(Figure data in JSON)

>> start

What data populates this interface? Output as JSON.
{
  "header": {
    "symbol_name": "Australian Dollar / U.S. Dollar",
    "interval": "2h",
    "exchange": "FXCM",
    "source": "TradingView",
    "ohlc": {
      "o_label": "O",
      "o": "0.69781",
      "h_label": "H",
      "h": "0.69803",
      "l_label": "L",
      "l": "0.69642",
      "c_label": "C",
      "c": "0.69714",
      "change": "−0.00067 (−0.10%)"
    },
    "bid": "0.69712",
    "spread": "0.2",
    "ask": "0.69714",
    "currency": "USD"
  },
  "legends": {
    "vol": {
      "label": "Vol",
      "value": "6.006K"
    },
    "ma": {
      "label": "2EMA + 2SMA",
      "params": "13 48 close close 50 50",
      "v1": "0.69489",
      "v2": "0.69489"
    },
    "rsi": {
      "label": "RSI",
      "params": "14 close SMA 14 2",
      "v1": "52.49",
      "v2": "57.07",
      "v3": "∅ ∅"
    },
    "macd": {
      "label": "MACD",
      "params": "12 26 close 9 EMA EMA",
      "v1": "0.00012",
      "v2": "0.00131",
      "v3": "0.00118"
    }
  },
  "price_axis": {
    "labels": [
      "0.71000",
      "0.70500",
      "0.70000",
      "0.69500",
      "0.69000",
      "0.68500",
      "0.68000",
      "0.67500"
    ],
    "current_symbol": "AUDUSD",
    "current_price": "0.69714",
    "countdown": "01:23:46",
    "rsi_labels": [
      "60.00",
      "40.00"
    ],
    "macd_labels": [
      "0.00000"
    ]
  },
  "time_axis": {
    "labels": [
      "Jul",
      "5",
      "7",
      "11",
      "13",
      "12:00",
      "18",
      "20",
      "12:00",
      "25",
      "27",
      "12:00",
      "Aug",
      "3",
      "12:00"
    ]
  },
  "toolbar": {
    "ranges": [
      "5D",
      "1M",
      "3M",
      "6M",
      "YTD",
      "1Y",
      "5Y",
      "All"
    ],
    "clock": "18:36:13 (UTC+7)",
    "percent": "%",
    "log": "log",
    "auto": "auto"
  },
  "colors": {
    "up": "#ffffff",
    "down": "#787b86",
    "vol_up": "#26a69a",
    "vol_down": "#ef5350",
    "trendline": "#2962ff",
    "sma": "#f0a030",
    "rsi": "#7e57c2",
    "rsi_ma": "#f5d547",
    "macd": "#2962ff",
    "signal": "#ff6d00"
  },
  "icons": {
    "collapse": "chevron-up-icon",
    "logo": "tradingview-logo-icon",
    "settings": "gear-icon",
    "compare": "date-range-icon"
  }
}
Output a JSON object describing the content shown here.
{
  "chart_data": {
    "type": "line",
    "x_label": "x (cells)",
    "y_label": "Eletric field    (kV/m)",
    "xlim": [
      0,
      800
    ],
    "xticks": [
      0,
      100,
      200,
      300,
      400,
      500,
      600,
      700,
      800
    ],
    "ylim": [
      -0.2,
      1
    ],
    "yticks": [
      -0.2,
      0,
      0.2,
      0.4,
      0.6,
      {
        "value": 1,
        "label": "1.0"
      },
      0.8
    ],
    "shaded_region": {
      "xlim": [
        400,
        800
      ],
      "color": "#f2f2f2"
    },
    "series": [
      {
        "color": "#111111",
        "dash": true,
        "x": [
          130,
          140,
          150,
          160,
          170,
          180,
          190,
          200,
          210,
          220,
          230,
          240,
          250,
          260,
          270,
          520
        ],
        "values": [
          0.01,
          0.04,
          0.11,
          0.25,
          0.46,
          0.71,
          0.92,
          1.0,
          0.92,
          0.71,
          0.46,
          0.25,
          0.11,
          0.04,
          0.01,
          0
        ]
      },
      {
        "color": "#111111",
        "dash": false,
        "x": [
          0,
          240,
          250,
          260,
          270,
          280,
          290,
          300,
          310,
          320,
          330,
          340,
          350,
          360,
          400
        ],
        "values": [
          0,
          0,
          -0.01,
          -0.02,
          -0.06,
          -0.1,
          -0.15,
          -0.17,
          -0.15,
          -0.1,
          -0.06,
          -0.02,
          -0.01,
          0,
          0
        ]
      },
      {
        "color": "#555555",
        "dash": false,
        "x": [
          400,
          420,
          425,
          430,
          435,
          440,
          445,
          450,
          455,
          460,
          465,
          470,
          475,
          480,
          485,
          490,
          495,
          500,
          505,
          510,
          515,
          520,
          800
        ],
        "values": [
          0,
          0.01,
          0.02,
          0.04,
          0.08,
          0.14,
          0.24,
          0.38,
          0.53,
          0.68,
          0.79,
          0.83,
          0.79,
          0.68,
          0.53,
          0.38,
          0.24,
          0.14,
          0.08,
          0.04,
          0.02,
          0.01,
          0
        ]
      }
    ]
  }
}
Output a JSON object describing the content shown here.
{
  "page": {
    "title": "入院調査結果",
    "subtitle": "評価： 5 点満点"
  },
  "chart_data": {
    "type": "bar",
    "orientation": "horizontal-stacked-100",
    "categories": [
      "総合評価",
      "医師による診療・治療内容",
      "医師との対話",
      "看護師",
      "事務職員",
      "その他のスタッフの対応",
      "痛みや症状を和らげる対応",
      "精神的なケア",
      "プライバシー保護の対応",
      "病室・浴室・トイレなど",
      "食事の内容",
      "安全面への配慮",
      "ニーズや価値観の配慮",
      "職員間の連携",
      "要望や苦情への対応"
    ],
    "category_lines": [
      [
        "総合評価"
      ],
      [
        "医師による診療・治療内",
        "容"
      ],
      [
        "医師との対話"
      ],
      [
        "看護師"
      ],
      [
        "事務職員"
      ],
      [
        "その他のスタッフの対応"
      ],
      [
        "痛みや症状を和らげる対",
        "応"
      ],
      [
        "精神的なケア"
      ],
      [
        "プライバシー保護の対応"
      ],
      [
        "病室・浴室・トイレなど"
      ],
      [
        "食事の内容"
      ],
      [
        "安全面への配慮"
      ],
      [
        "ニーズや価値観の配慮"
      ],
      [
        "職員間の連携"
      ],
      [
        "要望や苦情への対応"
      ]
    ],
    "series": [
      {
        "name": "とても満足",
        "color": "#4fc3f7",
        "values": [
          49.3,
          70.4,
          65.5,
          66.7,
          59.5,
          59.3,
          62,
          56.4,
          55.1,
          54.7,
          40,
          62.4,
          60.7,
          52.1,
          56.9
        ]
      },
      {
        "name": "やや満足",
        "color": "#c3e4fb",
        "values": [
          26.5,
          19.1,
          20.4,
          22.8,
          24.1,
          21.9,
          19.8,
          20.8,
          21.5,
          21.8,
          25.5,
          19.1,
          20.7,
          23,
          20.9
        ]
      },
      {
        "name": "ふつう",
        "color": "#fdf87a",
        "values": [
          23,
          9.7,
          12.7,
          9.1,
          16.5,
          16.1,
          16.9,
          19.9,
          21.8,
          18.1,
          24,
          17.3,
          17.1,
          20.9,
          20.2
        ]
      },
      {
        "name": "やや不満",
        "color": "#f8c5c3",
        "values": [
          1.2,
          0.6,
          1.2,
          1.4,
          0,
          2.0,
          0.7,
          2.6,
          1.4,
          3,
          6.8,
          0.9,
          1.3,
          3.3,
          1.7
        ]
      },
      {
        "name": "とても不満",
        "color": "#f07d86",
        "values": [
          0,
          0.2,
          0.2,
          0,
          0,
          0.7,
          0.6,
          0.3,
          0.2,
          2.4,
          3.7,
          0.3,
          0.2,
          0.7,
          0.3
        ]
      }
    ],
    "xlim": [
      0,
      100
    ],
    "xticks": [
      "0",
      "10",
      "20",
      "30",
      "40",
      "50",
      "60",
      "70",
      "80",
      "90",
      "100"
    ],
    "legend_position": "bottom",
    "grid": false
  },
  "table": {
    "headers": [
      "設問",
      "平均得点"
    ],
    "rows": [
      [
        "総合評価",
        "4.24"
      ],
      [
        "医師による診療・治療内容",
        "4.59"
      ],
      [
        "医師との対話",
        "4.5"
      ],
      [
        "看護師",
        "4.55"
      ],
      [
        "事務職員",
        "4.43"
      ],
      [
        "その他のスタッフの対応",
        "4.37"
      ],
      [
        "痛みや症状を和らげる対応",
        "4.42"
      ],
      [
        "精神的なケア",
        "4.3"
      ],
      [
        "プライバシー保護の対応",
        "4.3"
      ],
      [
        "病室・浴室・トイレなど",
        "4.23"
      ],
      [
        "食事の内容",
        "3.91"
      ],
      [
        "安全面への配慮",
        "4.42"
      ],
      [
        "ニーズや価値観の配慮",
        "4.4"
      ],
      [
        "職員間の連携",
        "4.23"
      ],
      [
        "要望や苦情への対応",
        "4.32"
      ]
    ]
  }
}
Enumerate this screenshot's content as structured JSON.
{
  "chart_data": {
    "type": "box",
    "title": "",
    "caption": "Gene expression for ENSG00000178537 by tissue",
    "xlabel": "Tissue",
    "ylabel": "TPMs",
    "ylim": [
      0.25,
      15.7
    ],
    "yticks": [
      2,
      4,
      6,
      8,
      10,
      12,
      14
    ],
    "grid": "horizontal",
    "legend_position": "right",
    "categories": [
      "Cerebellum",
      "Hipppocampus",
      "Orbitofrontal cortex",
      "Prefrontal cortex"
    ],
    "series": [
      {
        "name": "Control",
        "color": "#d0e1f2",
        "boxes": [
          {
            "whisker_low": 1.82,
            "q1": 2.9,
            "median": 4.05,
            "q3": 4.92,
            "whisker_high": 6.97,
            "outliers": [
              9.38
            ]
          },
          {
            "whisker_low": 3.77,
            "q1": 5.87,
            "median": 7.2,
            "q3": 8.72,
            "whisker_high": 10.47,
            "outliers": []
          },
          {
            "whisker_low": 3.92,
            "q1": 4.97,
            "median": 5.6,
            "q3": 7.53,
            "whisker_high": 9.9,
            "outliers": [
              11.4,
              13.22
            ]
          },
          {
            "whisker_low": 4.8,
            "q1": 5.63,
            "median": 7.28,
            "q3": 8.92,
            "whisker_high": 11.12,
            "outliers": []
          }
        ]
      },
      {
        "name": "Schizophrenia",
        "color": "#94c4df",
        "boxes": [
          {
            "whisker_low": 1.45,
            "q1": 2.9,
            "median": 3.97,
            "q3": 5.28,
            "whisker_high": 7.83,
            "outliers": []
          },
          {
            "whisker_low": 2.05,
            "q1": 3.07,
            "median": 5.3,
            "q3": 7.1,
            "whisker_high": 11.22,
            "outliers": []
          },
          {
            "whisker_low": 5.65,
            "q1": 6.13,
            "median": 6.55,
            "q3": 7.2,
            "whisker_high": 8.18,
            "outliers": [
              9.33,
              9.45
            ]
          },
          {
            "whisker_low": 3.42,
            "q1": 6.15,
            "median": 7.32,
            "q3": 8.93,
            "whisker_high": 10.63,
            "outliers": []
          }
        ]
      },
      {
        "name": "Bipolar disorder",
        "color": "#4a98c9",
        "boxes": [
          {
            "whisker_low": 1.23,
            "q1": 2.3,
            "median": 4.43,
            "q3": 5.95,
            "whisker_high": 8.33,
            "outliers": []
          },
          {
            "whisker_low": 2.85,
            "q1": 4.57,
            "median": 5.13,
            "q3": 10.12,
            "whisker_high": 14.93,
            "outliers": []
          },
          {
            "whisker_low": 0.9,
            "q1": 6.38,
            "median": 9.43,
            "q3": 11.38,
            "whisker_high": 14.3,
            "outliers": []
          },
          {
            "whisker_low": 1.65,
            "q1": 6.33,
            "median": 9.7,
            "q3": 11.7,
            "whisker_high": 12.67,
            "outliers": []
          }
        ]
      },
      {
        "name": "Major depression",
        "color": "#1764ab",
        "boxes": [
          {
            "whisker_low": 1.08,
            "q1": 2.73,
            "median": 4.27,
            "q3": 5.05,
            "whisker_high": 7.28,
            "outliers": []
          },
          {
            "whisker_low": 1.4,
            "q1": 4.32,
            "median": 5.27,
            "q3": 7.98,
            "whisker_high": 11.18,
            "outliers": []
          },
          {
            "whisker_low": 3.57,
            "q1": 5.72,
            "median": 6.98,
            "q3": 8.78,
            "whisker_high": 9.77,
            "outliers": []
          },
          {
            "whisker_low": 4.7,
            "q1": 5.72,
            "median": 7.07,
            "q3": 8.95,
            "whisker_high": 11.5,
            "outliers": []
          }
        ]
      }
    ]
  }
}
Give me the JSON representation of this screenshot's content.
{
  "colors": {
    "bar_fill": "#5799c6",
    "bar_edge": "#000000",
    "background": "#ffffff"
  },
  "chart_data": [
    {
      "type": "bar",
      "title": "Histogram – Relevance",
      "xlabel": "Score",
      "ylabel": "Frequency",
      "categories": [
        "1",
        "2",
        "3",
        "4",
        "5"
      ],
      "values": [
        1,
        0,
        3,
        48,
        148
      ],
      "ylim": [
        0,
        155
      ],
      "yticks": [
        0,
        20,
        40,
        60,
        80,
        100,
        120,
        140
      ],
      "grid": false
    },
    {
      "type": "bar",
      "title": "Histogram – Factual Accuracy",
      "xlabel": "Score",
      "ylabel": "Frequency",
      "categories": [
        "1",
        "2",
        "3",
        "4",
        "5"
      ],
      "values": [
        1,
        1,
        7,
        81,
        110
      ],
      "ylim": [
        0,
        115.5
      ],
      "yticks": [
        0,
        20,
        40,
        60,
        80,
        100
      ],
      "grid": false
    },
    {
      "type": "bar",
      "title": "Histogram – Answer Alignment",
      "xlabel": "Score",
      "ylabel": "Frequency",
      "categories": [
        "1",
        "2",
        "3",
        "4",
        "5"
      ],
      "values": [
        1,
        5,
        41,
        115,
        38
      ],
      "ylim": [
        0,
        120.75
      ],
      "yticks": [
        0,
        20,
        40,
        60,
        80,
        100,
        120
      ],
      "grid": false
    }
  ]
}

>> end

- **STATED EXERCISE**
Select every line in the records above that contains the word "その他のスタッフの対応".

- **SOLUTION TO THIS EXERCISE**
      "その他のスタッフの対応",
        "その他のスタッフの対応"
        "その他のスタッフの対応",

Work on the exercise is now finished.